### Provided data
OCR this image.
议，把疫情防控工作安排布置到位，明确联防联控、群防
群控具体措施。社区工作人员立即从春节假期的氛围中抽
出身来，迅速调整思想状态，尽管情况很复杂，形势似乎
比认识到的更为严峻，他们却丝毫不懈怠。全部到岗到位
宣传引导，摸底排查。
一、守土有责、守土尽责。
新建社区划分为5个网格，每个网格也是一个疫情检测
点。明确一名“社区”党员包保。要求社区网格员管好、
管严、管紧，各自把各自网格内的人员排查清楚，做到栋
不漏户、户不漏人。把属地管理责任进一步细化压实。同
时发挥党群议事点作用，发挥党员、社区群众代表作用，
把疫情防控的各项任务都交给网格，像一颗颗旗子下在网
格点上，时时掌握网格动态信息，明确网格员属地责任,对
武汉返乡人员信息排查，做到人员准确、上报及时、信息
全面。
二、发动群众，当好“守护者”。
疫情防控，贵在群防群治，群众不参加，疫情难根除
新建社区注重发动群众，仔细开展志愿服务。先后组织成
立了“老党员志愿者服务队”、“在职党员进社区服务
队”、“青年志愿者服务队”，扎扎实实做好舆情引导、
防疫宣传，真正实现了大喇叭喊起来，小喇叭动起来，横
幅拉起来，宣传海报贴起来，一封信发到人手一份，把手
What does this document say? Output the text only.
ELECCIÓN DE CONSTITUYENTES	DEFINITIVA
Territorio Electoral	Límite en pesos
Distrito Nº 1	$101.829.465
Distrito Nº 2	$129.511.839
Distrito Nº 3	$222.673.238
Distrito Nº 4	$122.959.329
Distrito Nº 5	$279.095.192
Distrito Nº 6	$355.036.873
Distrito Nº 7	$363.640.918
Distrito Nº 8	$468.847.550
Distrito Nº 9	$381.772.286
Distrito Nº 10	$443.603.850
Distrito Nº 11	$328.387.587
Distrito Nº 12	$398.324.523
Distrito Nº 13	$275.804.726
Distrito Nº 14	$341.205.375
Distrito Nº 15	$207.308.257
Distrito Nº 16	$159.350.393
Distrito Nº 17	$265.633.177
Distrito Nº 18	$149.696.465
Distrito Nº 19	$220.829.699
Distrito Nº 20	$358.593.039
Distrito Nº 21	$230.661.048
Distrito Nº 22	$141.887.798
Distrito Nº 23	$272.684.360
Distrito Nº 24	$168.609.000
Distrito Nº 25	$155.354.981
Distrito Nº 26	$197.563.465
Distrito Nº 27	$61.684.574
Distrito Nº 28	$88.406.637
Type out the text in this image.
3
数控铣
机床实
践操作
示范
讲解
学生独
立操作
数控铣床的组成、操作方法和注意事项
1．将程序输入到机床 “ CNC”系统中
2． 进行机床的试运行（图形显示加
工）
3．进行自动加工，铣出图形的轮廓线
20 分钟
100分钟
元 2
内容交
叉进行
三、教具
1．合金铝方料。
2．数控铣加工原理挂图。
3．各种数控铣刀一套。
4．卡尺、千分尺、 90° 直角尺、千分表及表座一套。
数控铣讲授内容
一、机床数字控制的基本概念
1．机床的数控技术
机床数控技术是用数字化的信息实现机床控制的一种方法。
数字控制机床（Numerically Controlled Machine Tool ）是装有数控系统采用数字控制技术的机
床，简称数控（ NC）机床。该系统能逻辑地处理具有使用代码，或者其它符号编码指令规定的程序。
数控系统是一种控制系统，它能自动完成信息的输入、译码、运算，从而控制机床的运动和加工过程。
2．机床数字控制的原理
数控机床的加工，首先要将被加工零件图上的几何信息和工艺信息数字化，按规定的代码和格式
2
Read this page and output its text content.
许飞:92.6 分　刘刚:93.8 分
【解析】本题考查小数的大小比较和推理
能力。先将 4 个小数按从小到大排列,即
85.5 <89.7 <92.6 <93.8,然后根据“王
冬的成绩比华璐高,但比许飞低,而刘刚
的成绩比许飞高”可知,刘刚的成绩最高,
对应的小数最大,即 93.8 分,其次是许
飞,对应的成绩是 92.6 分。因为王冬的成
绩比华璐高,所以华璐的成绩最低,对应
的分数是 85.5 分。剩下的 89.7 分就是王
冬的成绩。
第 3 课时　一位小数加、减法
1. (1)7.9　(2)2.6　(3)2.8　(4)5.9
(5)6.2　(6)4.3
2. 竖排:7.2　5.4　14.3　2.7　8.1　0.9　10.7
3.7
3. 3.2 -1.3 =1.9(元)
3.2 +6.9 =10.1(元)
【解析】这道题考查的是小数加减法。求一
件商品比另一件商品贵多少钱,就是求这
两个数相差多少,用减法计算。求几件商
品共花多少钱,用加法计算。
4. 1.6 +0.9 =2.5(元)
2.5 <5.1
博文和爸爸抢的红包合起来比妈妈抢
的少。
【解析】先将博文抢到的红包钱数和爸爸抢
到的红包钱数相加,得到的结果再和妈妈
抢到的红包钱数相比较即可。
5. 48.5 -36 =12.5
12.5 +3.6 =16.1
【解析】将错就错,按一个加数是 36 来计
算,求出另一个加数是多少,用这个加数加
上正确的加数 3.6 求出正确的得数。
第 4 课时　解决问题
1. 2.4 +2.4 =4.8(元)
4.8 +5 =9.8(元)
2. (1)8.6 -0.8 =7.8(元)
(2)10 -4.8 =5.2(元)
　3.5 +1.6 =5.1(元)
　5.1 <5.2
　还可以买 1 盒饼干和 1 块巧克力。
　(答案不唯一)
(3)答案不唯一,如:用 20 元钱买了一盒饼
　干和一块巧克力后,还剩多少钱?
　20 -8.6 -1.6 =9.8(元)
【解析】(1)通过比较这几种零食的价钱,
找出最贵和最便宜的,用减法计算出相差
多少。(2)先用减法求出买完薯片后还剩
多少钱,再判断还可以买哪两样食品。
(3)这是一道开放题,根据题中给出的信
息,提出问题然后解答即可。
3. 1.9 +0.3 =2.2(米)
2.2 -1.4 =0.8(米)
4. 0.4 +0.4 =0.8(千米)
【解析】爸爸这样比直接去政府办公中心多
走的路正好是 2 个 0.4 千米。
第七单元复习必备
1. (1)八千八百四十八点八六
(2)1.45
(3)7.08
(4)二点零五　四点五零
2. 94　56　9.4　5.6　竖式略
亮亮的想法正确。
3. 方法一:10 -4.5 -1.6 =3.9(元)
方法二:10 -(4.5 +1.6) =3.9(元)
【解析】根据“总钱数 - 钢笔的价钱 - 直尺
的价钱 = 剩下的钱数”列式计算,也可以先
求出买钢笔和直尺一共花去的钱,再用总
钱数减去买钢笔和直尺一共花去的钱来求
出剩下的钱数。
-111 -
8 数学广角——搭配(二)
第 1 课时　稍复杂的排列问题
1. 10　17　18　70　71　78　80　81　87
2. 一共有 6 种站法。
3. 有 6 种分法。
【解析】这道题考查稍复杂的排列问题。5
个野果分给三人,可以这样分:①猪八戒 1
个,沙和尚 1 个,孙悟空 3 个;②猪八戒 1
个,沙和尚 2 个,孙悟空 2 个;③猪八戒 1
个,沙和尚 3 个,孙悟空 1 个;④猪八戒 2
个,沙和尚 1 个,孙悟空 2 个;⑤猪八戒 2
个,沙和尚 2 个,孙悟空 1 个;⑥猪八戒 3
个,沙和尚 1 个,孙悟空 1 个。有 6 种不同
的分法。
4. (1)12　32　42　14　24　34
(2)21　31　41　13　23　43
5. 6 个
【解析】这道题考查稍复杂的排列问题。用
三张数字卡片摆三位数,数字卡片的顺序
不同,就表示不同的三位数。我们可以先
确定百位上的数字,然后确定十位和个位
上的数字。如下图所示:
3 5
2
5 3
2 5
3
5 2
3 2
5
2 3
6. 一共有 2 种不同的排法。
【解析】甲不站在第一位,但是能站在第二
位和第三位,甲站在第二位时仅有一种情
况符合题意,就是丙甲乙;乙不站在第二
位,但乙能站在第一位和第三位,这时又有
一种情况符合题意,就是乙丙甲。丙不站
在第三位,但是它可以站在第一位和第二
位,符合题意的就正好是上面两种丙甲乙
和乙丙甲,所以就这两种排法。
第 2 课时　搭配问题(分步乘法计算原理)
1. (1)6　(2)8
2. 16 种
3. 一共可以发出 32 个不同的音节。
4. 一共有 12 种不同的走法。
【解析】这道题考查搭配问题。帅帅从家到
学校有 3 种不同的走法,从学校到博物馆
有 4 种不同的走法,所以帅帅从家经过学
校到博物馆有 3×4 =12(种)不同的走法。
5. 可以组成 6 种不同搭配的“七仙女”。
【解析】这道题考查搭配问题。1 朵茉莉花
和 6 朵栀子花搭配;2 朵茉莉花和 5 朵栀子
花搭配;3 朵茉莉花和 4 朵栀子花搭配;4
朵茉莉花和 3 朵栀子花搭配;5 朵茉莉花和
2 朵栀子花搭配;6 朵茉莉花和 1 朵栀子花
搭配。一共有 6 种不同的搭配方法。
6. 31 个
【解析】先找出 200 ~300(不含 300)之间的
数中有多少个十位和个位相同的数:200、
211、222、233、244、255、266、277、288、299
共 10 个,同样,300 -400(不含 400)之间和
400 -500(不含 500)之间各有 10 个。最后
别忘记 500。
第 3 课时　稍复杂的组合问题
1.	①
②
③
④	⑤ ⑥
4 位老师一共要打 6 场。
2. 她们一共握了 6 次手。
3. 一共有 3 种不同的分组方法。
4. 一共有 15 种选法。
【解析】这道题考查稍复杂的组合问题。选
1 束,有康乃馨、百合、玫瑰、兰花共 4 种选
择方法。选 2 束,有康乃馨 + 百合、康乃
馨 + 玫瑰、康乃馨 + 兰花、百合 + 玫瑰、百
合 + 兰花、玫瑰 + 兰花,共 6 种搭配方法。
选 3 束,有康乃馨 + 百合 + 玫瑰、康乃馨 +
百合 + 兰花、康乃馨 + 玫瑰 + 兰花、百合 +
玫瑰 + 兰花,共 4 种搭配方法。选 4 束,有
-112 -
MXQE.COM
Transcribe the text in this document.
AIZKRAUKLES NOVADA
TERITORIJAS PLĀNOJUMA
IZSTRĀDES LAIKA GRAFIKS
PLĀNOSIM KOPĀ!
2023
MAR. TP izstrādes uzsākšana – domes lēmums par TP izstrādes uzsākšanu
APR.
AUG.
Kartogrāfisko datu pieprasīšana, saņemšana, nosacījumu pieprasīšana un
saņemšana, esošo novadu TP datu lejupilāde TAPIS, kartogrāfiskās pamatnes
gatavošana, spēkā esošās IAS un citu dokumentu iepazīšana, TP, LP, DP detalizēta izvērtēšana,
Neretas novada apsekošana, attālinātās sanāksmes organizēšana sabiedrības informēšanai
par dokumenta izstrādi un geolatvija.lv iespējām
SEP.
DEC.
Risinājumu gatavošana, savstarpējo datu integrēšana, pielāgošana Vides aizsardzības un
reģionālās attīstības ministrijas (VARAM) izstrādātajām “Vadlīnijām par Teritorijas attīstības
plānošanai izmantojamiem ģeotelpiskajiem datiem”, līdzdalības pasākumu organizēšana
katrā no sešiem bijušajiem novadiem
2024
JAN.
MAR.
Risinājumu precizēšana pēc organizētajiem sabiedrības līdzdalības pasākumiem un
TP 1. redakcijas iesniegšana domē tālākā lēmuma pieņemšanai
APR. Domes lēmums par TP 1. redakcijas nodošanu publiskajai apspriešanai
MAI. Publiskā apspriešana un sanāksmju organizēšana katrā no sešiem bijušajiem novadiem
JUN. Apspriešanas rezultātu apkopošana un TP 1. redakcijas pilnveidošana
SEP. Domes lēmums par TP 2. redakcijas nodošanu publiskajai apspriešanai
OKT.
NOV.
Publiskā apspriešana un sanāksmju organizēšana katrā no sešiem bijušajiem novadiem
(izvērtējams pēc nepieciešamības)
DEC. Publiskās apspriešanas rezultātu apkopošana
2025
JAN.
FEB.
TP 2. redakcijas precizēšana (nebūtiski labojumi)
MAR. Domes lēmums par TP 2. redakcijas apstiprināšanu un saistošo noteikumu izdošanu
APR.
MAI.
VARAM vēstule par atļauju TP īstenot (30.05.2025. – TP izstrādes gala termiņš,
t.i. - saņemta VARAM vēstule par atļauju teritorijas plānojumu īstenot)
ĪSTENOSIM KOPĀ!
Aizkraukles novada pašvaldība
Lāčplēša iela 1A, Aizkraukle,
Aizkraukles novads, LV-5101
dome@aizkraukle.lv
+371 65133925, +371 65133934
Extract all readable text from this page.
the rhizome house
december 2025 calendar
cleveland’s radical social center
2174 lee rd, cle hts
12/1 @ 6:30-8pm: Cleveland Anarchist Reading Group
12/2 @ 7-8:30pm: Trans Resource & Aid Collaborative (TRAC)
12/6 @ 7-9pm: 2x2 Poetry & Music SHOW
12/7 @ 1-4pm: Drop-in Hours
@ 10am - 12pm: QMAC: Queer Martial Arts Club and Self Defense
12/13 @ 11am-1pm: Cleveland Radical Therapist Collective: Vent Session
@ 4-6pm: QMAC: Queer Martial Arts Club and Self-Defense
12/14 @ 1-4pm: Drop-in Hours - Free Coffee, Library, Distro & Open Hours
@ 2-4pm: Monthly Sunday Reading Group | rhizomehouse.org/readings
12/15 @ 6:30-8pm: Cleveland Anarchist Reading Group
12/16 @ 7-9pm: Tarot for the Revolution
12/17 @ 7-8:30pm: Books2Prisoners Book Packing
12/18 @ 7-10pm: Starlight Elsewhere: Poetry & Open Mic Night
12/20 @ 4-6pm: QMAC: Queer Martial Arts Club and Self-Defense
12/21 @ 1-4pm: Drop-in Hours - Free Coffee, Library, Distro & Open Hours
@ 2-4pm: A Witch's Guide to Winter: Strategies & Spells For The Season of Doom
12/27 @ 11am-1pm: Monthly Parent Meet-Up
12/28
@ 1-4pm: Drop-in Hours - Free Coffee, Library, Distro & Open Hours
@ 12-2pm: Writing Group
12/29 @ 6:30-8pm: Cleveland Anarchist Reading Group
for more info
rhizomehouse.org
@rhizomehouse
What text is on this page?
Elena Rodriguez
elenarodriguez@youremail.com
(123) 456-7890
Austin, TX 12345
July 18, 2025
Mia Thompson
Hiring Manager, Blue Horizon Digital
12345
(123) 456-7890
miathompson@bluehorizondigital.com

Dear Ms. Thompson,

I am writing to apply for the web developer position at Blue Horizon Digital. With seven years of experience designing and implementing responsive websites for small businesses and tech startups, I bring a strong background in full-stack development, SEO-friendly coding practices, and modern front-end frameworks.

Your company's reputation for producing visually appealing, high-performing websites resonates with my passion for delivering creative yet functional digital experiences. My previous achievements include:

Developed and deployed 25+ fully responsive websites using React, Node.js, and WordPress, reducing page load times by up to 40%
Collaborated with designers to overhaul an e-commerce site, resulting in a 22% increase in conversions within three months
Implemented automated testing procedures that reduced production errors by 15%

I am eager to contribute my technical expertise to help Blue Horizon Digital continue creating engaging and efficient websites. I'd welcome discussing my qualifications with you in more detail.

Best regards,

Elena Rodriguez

### Objective
Only the lines from the one containing "What text is on this page?" through the end of the entries above belong in the answer; repeat them exactly.

### Exercise result
What text is on this page?
Elena Rodriguez
elenarodriguez@youremail.com
(123) 456-7890
Austin, TX 12345
July 18, 2025
Mia Thompson
Hiring Manager, Blue Horizon Digital
12345
(123) 456-7890
miathompson@bluehorizondigital.com

Dear Ms. Thompson,

I am writing to apply for the web developer position at Blue Horizon Digital. With seven years of experience designing and implementing responsive websites for small businesses and tech startups, I bring a strong background in full-stack development, SEO-friendly coding practices, and modern front-end frameworks.

Your company's reputation for producing visually appealing, high-performing websites resonates with my passion for delivering creative yet functional digital experiences. My previous achievements include:

Developed and deployed 25+ fully responsive websites using React, Node.js, and WordPress, reducing page load times by up to 40%
Collaborated with designers to overhaul an e-commerce site, resulting in a 22% increase in conversions within three months
Implemented automated testing procedures that reduced production errors by 15%

I am eager to contribute my technical expertise to help Blue Horizon Digital continue creating engaging and efficient websites. I'd welcome discussing my qualifications with you in more detail.

Best regards,

Elena Rodriguez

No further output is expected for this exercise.